REQUIREMENT: Copy out the material from its first line through the line containing "bet-time-cell: 2025-4-22 18:52", both included, and reproduce every line without any change.

───── LISTED RECORDS

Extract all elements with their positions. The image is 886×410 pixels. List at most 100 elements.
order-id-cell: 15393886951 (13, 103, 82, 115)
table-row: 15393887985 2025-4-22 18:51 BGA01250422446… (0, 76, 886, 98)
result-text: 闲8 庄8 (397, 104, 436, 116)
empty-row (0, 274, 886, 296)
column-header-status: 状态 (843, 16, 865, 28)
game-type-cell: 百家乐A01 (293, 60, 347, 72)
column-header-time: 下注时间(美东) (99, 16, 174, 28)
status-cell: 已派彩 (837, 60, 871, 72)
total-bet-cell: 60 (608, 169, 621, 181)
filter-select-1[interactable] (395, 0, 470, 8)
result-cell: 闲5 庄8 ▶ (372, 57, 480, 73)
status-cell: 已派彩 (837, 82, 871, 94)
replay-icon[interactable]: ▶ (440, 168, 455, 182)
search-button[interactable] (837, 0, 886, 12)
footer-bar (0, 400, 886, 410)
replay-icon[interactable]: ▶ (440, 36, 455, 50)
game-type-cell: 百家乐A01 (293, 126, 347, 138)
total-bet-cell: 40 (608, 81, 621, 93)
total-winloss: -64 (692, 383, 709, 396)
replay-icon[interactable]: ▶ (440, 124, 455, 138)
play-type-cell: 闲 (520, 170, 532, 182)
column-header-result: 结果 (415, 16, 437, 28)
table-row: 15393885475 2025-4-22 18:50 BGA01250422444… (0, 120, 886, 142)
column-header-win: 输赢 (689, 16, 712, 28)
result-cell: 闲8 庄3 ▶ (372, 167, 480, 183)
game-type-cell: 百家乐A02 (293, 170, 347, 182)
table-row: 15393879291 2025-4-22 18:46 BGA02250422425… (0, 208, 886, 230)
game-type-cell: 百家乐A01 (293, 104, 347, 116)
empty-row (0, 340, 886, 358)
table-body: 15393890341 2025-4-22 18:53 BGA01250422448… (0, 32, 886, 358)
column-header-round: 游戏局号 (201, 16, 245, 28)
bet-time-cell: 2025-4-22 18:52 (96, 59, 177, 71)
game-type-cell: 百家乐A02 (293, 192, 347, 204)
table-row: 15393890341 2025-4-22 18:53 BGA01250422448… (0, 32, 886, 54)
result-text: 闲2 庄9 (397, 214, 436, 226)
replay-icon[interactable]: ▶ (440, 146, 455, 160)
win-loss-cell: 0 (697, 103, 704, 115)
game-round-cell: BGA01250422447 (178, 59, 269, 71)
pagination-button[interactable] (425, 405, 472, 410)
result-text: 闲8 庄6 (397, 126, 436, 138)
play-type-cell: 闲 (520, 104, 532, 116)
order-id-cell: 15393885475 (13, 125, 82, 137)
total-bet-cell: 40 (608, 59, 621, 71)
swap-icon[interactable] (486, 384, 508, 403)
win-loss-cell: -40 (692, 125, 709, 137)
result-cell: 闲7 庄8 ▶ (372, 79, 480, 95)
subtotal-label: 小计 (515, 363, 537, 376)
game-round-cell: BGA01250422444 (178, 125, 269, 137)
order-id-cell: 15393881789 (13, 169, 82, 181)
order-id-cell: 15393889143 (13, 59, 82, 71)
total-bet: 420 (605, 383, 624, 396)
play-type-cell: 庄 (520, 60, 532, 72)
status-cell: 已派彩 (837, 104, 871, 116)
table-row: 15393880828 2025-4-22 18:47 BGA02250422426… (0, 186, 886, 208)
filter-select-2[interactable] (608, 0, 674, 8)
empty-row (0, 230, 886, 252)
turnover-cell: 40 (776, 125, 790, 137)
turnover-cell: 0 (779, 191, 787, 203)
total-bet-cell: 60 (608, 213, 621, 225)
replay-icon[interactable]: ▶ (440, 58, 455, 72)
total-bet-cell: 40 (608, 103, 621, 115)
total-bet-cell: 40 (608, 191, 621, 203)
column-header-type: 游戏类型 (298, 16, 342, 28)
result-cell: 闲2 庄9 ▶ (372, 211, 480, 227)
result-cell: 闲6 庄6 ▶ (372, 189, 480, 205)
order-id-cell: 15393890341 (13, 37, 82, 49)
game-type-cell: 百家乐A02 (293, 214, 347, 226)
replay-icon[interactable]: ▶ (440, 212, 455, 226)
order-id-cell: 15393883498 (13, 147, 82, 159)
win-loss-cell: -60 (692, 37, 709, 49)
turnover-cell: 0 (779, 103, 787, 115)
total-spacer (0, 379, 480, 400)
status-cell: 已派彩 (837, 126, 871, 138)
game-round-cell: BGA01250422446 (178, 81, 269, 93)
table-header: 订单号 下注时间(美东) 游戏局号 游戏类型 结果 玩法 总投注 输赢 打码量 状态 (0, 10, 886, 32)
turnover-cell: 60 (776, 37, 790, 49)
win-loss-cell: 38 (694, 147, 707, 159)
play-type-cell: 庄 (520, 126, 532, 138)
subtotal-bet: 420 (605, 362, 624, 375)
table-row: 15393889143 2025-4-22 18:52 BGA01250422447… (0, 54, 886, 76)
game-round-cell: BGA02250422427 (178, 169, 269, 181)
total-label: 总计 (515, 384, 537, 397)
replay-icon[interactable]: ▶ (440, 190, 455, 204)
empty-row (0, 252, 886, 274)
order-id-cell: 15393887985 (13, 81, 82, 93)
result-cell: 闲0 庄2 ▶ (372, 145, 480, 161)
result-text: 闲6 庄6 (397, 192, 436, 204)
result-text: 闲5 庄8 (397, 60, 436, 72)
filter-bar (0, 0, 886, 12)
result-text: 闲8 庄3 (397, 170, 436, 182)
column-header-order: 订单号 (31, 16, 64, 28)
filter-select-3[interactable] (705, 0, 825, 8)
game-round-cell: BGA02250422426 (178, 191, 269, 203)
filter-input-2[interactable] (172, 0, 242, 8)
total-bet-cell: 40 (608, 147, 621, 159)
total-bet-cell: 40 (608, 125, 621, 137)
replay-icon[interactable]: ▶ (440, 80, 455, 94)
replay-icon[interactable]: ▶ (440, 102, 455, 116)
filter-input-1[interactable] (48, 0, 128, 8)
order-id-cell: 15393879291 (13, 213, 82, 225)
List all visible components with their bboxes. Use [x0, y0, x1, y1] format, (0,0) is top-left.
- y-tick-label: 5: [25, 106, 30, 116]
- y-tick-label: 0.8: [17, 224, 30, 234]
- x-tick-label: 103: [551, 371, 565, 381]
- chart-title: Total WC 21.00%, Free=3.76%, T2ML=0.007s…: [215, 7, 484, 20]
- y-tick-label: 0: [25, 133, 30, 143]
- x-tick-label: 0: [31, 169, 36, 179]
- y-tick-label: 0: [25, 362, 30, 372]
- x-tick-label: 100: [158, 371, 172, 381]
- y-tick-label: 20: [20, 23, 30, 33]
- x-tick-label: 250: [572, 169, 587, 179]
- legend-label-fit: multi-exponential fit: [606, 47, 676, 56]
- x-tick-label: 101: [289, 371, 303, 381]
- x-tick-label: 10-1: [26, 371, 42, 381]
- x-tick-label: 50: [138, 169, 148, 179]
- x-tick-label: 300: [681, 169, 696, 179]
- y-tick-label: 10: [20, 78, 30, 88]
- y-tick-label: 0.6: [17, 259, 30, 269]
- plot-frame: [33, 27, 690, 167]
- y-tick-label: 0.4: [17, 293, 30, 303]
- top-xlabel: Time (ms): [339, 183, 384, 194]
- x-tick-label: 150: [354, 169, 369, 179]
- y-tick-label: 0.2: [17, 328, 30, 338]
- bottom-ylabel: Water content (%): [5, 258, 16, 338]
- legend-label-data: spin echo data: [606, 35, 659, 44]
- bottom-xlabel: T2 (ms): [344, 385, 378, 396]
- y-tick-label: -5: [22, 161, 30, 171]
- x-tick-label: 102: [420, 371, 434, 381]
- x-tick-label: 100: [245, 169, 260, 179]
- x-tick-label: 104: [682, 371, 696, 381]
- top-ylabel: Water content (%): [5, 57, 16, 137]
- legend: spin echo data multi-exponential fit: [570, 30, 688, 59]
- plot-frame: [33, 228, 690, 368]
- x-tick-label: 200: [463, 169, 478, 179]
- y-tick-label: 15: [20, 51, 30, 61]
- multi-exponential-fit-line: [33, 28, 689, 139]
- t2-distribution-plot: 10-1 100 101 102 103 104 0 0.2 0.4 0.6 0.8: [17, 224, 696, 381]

──────────

COMPLETE RESPONSE:
Extract all elements with their positions. The image is 886×410 pixels. List at most 100 elements.
order-id-cell: 15393886951 (13, 103, 82, 115)
table-row: 15393887985 2025-4-22 18:51 BGA01250422446… (0, 76, 886, 98)
result-text: 闲8 庄8 (397, 104, 436, 116)
empty-row (0, 274, 886, 296)
column-header-status: 状态 (843, 16, 865, 28)
game-type-cell: 百家乐A01 (293, 60, 347, 72)
column-header-time: 下注时间(美东) (99, 16, 174, 28)
status-cell: 已派彩 (837, 60, 871, 72)
total-bet-cell: 60 (608, 169, 621, 181)
filter-select-1[interactable] (395, 0, 470, 8)
result-cell: 闲5 庄8 ▶ (372, 57, 480, 73)
status-cell: 已派彩 (837, 82, 871, 94)
replay-icon[interactable]: ▶ (440, 168, 455, 182)
search-button[interactable] (837, 0, 886, 12)
footer-bar (0, 400, 886, 410)
replay-icon[interactable]: ▶ (440, 36, 455, 50)
game-type-cell: 百家乐A01 (293, 126, 347, 138)
total-bet-cell: 40 (608, 81, 621, 93)
total-winloss: -64 (692, 383, 709, 396)
replay-icon[interactable]: ▶ (440, 124, 455, 138)
play-type-cell: 闲 (520, 170, 532, 182)
column-header-result: 结果 (415, 16, 437, 28)
table-row: 15393885475 2025-4-22 18:50 BGA01250422444… (0, 120, 886, 142)
column-header-win: 输赢 (689, 16, 712, 28)
result-cell: 闲8 庄3 ▶ (372, 167, 480, 183)
game-type-cell: 百家乐A02 (293, 170, 347, 182)
table-row: 15393879291 2025-4-22 18:46 BGA02250422425… (0, 208, 886, 230)
game-type-cell: 百家乐A01 (293, 104, 347, 116)
empty-row (0, 340, 886, 358)
table-body: 15393890341 2025-4-22 18:53 BGA01250422448… (0, 32, 886, 358)
column-header-round: 游戏局号 (201, 16, 245, 28)
bet-time-cell: 2025-4-22 18:52 (96, 59, 177, 71)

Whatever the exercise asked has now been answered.